» DIRECTIONS FOR THIS TASK
Extract the full set of records that follows, word for word.

[Recorded data]
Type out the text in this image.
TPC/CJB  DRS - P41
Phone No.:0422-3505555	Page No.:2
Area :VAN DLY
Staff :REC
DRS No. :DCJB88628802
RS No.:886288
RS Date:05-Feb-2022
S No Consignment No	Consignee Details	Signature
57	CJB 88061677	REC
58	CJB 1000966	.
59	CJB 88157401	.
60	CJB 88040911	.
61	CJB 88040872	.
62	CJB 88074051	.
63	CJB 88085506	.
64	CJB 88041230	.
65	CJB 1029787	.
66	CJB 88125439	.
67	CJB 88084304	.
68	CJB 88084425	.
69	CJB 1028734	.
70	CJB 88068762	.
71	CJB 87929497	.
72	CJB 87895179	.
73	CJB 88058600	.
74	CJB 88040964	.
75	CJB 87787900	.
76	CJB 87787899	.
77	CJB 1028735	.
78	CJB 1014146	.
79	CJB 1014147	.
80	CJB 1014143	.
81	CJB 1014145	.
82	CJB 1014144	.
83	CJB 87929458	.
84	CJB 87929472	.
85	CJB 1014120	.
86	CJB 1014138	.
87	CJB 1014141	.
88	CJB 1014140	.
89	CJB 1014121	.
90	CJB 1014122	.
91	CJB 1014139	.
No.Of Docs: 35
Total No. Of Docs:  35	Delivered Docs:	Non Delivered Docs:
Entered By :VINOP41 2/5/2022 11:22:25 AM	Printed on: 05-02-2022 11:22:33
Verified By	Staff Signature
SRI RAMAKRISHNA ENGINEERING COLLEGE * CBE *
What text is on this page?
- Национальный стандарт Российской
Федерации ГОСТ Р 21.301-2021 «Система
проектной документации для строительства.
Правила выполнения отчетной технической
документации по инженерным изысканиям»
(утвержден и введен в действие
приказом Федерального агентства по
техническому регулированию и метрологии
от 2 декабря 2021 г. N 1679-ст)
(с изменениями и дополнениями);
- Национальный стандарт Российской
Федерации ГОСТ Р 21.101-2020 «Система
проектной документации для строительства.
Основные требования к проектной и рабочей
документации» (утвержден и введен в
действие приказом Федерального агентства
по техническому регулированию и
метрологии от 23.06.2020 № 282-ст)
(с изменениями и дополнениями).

» PROBLEM SOLUTION
Type out the text in this image.
TPC/CJB  DRS - P41
Phone No.:0422-3505555	Page No.:2
Area :VAN DLY
Staff :REC
DRS No. :DCJB88628802
RS No.:886288
RS Date:05-Feb-2022
S No Consignment No	Consignee Details	Signature
57	CJB 88061677	REC
58	CJB 1000966	.
59	CJB 88157401	.
60	CJB 88040911	.
61	CJB 88040872	.
62	CJB 88074051	.
63	CJB 88085506	.
64	CJB 88041230	.
65	CJB 1029787	.
66	CJB 88125439	.
67	CJB 88084304	.
68	CJB 88084425	.
69	CJB 1028734	.
70	CJB 88068762	.
71	CJB 87929497	.
72	CJB 87895179	.
73	CJB 88058600	.
74	CJB 88040964	.
75	CJB 87787900	.
76	CJB 87787899	.
77	CJB 1028735	.
78	CJB 1014146	.
79	CJB 1014147	.
80	CJB 1014143	.
81	CJB 1014145	.
82	CJB 1014144	.
83	CJB 87929458	.
84	CJB 87929472	.
85	CJB 1014120	.
86	CJB 1014138	.
87	CJB 1014141	.
88	CJB 1014140	.
89	CJB 1014121	.
90	CJB 1014122	.
91	CJB 1014139	.
No.Of Docs: 35
Total No. Of Docs:  35	Delivered Docs:	Non Delivered Docs:
Entered By :VINOP41 2/5/2022 11:22:25 AM	Printed on: 05-02-2022 11:22:33
Verified By	Staff Signature
SRI RAMAKRISHNA ENGINEERING COLLEGE * CBE *
What text is on this page?
- Национальный стандарт Российской
Федерации ГОСТ Р 21.301-2021 «Система
проектной документации для строительства.
Правила выполнения отчетной технической
документации по инженерным изысканиям»
(утвержден и введен в действие
приказом Федерального агентства по
техническому регулированию и метрологии
от 2 декабря 2021 г. N 1679-ст)
(с изменениями и дополнениями);
- Национальный стандарт Российской
Федерации ГОСТ Р 21.101-2020 «Система
проектной документации для строительства.
Основные требования к проектной и рабочей
документации» (утвержден и введен в
действие приказом Федерального агентства
по техническому регулированию и
метрологии от 23.06.2020 № 282-ст)
(с изменениями и дополнениями).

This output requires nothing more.